(Collected data entries)
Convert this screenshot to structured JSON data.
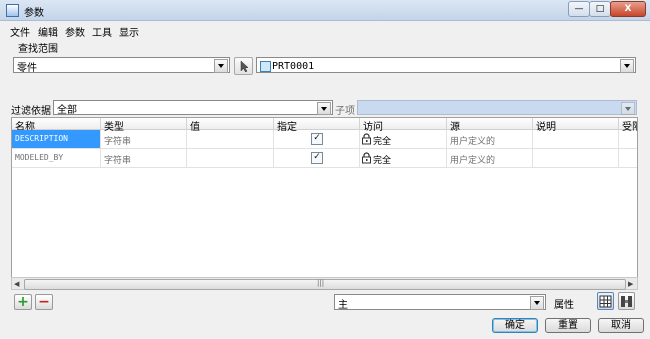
{
  "window": {
    "title": "参数",
    "min_glyph": "—",
    "max_glyph": "□",
    "close_glyph": "X"
  },
  "menu": [
    "文件",
    "编辑",
    "参数",
    "工具",
    "显示"
  ],
  "lookup": {
    "group_label": "查找范围",
    "scope_value": "零件",
    "object_value": "PRT0001"
  },
  "filter": {
    "label": "过滤依据",
    "value": "全部",
    "sub_label": "子项",
    "sub_value": ""
  },
  "table": {
    "columns": [
      "名称",
      "类型",
      "值",
      "指定",
      "访问",
      "源",
      "说明",
      "受限"
    ],
    "rows": [
      {
        "name": "DESCRIPTION",
        "type": "字符串",
        "value": "",
        "designated": "✓",
        "access": "完全",
        "source": "用户定义的",
        "description": ""
      },
      {
        "name": "MODELED_BY",
        "type": "字符串",
        "value": "",
        "designated": "✓",
        "access": "完全",
        "source": "用户定义的",
        "description": ""
      }
    ]
  },
  "scrollbar": {
    "grip": "|||"
  },
  "bottom": {
    "add_glyph": "+",
    "remove_glyph": "−",
    "view_value": "主",
    "properties_label": "属性"
  },
  "buttons": {
    "ok": "确定",
    "reset": "重置",
    "cancel": "取消"
  },
  "colors": {
    "selection": "#3399ff",
    "add_green": "#2a9a2a",
    "remove_red": "#c8201a"
  }
}
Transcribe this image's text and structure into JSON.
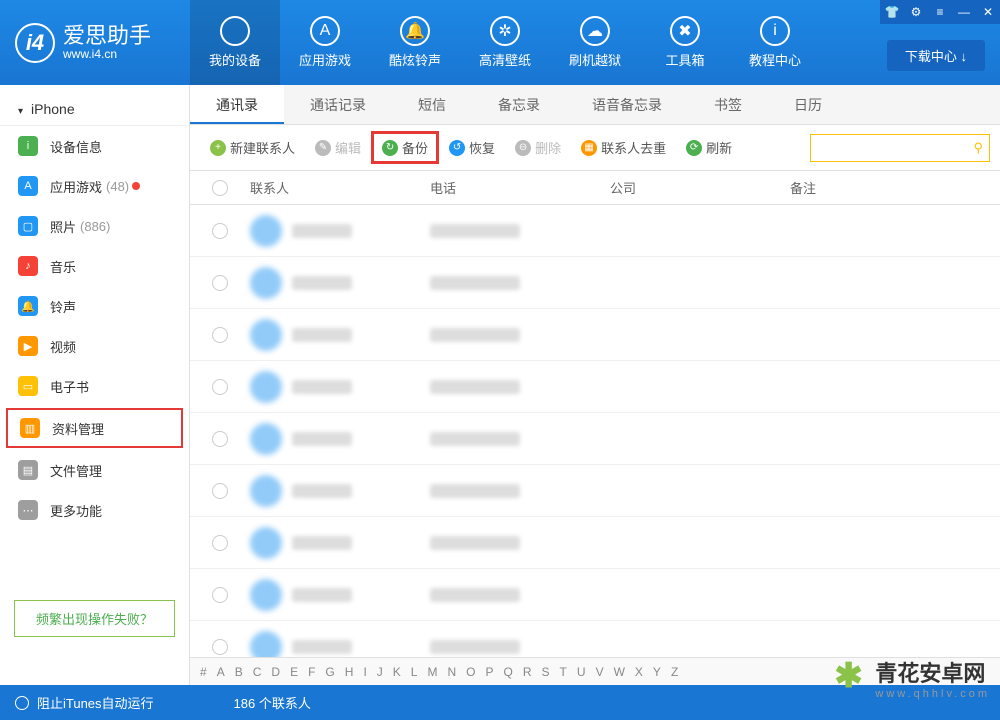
{
  "logo": {
    "main": "爱思助手",
    "sub": "www.i4.cn"
  },
  "nav": [
    "我的设备",
    "应用游戏",
    "酷炫铃声",
    "高清壁纸",
    "刷机越狱",
    "工具箱",
    "教程中心"
  ],
  "download_center": "下载中心 ↓",
  "device": "iPhone",
  "sidebar": [
    {
      "ico": "#4caf50",
      "glyph": "i",
      "label": "设备信息"
    },
    {
      "ico": "#2196f3",
      "glyph": "A",
      "label": "应用游戏",
      "badge": "(48)",
      "dot": true
    },
    {
      "ico": "#2196f3",
      "glyph": "▢",
      "label": "照片",
      "badge": "(886)"
    },
    {
      "ico": "#f44336",
      "glyph": "♪",
      "label": "音乐"
    },
    {
      "ico": "#2196f3",
      "glyph": "🔔",
      "label": "铃声"
    },
    {
      "ico": "#ff9800",
      "glyph": "▶",
      "label": "视频"
    },
    {
      "ico": "#ffc107",
      "glyph": "▭",
      "label": "电子书"
    },
    {
      "ico": "#ff9800",
      "glyph": "▥",
      "label": "资料管理",
      "hl": true
    },
    {
      "ico": "#9e9e9e",
      "glyph": "▤",
      "label": "文件管理"
    },
    {
      "ico": "#9e9e9e",
      "glyph": "⋯",
      "label": "更多功能"
    }
  ],
  "help_link": "频繁出现操作失败？",
  "sub_tabs": [
    "通讯录",
    "通话记录",
    "短信",
    "备忘录",
    "语音备忘录",
    "书签",
    "日历"
  ],
  "toolbar": [
    {
      "ico": "#8bc34a",
      "glyph": "+",
      "label": "新建联系人"
    },
    {
      "ico": "#bbb",
      "glyph": "✎",
      "label": "编辑",
      "disabled": true
    },
    {
      "ico": "#4caf50",
      "glyph": "↻",
      "label": "备份",
      "hl": true
    },
    {
      "ico": "#2196f3",
      "glyph": "↺",
      "label": "恢复"
    },
    {
      "ico": "#bbb",
      "glyph": "⊖",
      "label": "删除",
      "disabled": true
    },
    {
      "ico": "#ff9800",
      "glyph": "▦",
      "label": "联系人去重"
    },
    {
      "ico": "#4caf50",
      "glyph": "⟳",
      "label": "刷新"
    }
  ],
  "columns": {
    "contact": "联系人",
    "phone": "电话",
    "company": "公司",
    "note": "备注"
  },
  "row_count": 9,
  "alpha": [
    "#",
    "A",
    "B",
    "C",
    "D",
    "E",
    "F",
    "G",
    "H",
    "I",
    "J",
    "K",
    "L",
    "M",
    "N",
    "O",
    "P",
    "Q",
    "R",
    "S",
    "T",
    "U",
    "V",
    "W",
    "X",
    "Y",
    "Z"
  ],
  "footer": {
    "itunes": "阻止iTunes自动运行",
    "count": "186 个联系人"
  },
  "watermark": {
    "title": "青花安卓网",
    "sub": "www.qhhlv.com"
  }
}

• TASK BRIEF:
Exclude the pictures and repeat every other part of the records word for word.

• FINAL RESULT:
Convert this screenshot to structured JSON data.
{
  "window": {
    "title": "参数",
    "min_glyph": "—",
    "max_glyph": "□",
    "close_glyph": "X"
  },
  "menu": [
    "文件",
    "编辑",
    "参数",
    "工具",
    "显示"
  ],
  "lookup": {
    "group_label": "查找范围",
    "scope_value": "零件",
    "object_value": "PRT0001"
  },
  "filter": {
    "label": "过滤依据",
    "value": "全部",
    "sub_label": "子项",
    "sub_value": ""
  },
  "table": {
    "columns": [
      "名称",
      "类型",
      "值",
      "指定",
      "访问",
      "源",
      "说明",
      "受限"
    ],
    "rows": [
      {
        "name": "DESCRIPTION",
        "type": "字符串",
        "value": "",
        "designated": "✓",
        "access": "完全",
        "source": "用户定义的",
        "description": ""
      },
      {
        "name": "MODELED_BY",
        "type": "字符串",
        "value": "",
        "designated": "✓",
        "access": "完全",
        "source": "用户定义的",
        "description": ""
      }
    ]
  },
  "scrollbar": {
    "grip": "|||"
  },
  "bottom": {
    "add_glyph": "+",
    "remove_glyph": "−",
    "view_value": "主",
    "properties_label": "属性"
  },
  "buttons": {
    "ok": "确定",
    "reset": "重置",
    "cancel": "取消"
  },
  "colors": {
    "selection": "#3399ff",
    "add_green": "#2a9a2a",
    "remove_red": "#c8201a"
  }
}
Transcribe this image's text and structure into JSON.
{
  "logo": {
    "main": "爱思助手",
    "sub": "www.i4.cn"
  },
  "nav": [
    "我的设备",
    "应用游戏",
    "酷炫铃声",
    "高清壁纸",
    "刷机越狱",
    "工具箱",
    "教程中心"
  ],
  "download_center": "下载中心 ↓",
  "device": "iPhone",
  "sidebar": [
    {
      "ico": "#4caf50",
      "glyph": "i",
      "label": "设备信息"
    },
    {
      "ico": "#2196f3",
      "glyph": "A",
      "label": "应用游戏",
      "badge": "(48)",
      "dot": true
    },
    {
      "ico": "#2196f3",
      "glyph": "▢",
      "label": "照片",
      "badge": "(886)"
    },
    {
      "ico": "#f44336",
      "glyph": "♪",
      "label": "音乐"
    },
    {
      "ico": "#2196f3",
      "glyph": "🔔",
      "label": "铃声"
    },
    {
      "ico": "#ff9800",
      "glyph": "▶",
      "label": "视频"
    },
    {
      "ico": "#ffc107",
      "glyph": "▭",
      "label": "电子书"
    },
    {
      "ico": "#ff9800",
      "glyph": "▥",
      "label": "资料管理",
      "hl": true
    },
    {
      "ico": "#9e9e9e",
      "glyph": "▤",
      "label": "文件管理"
    },
    {
      "ico": "#9e9e9e",
      "glyph": "⋯",
      "label": "更多功能"
    }
  ],
  "help_link": "频繁出现操作失败？",
  "sub_tabs": [
    "通讯录",
    "通话记录",
    "短信",
    "备忘录",
    "语音备忘录",
    "书签",
    "日历"
  ],
  "toolbar": [
    {
      "ico": "#8bc34a",
      "glyph": "+",
      "label": "新建联系人"
    },
    {
      "ico": "#bbb",
      "glyph": "✎",
      "label": "编辑",
      "disabled": true
    },
    {
      "ico": "#4caf50",
      "glyph": "↻",
      "label": "备份",
      "hl": true
    },
    {
      "ico": "#2196f3",
      "glyph": "↺",
      "label": "恢复"
    },
    {
      "ico": "#bbb",
      "glyph": "⊖",
      "label": "删除",
      "disabled": true
    },
    {
      "ico": "#ff9800",
      "glyph": "▦",
      "label": "联系人去重"
    },
    {
      "ico": "#4caf50",
      "glyph": "⟳",
      "label": "刷新"
    }
  ],
  "columns": {
    "contact": "联系人",
    "phone": "电话",
    "company": "公司",
    "note": "备注"
  },
  "row_count": 9,
  "alpha": [
    "#",
    "A",
    "B",
    "C",
    "D",
    "E",
    "F",
    "G",
    "H",
    "I",
    "J",
    "K",
    "L",
    "M",
    "N",
    "O",
    "P",
    "Q",
    "R",
    "S",
    "T",
    "U",
    "V",
    "W",
    "X",
    "Y",
    "Z"
  ],
  "footer": {
    "itunes": "阻止iTunes自动运行",
    "count": "186 个联系人"
  },
  "watermark": {
    "title": "青花安卓网",
    "sub": "www.qhhlv.com"
  }
}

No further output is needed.